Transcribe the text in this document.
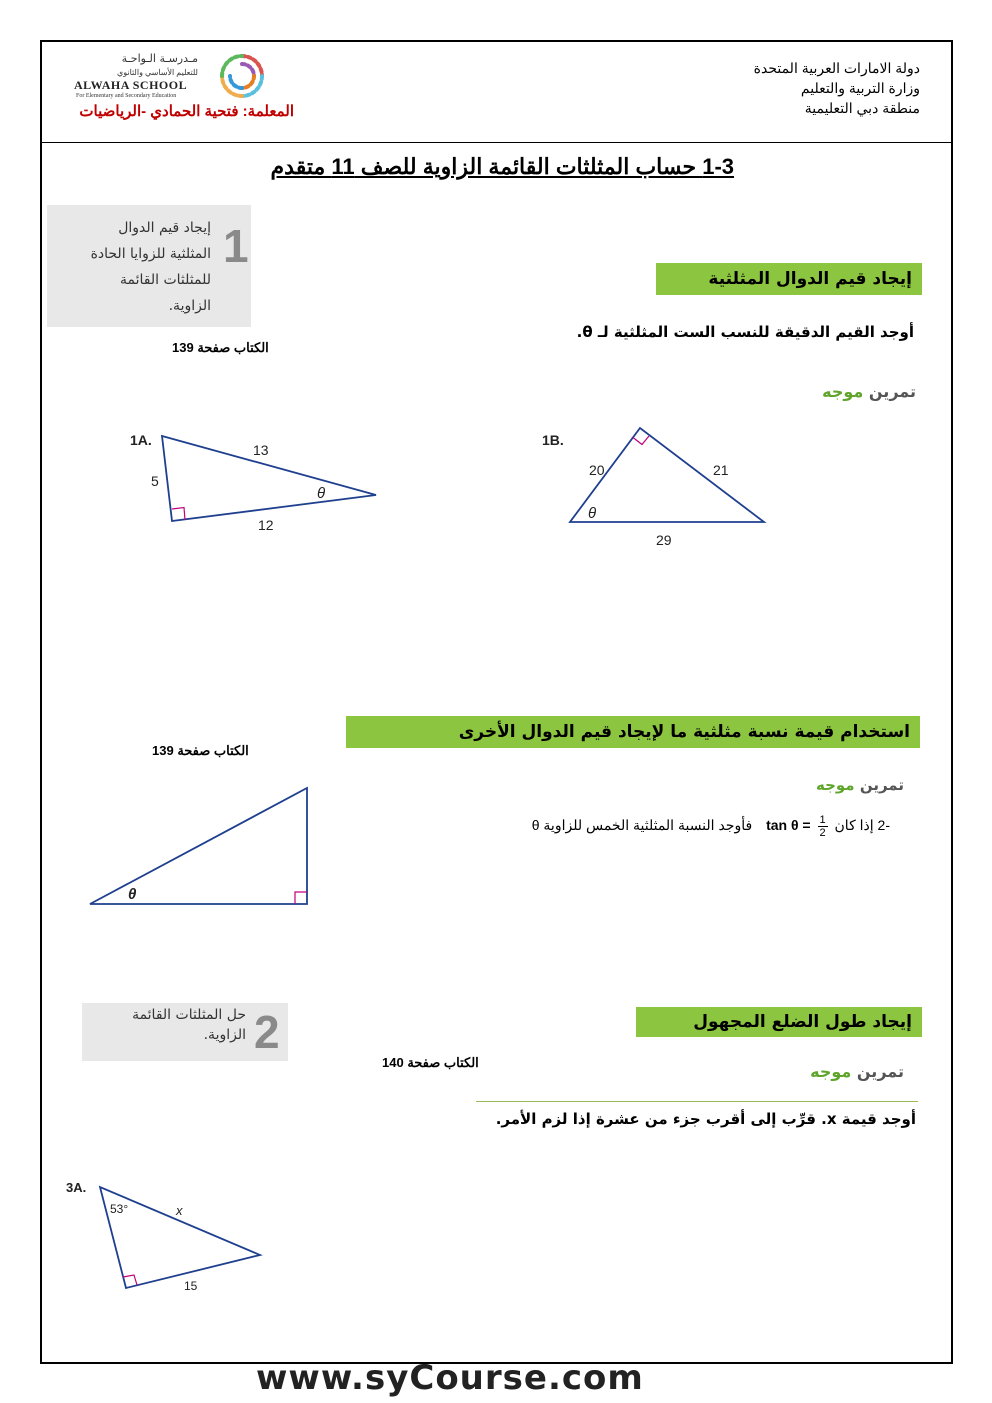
دولة الامارات العربية المتحدة
وزارة التربية والتعليم
منطقة دبي التعليمية
مـدرسـة الـواحـة
للتعليم الأساسي والثانوي
ALWAHA SCHOOL
For Elementary and Secondary Education
المعلمة: فتحية الحمادي -الرياضيات
1-3 حساب المثلثات القائمة الزاوية للصف 11 متقدم
1
إيجاد قيم الدوال
المثلثية للزوايا الحادة
للمثلثات القائمة
الزاوية.
إيجاد قيم الدوال المثلثية
أوجد القيم الدقيقة للنسب الست المثلثية لـ θ.
الكتاب صفحة 139
تمرين موجه
1A.
13
5
12
θ
1B.
20	21
29
θ
استخدام قيمة نسبة مثلثية ما لإيجاد قيم الدوال الأخرى
الكتاب صفحة 139
تمرين موجه
-2 إذا كان
$\frac{1}{2}$
tan θ = فأوجد النسبة المثلثية الخمس للزاوية θ
θ
2
حل المثلثات القائمة
الزاوية.
إيجاد طول الضلع المجهول
الكتاب صفحة 140	تمرين موجه
أوجد قيمة x. قرِّب إلى أقرب جزء من عشرة إذا لزم الأمر.
3A.
53°	x
15
www.syCourse.com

● Direction
Go through the listing above and locate each line that holds the word "قيمة". Copy those lines.

● Expected output
استخدام قيمة نسبة مثلثية ما لإيجاد قيم الدوال الأخرى
أوجد قيمة x. قرِّب إلى أقرب جزء من عشرة إذا لزم الأمر.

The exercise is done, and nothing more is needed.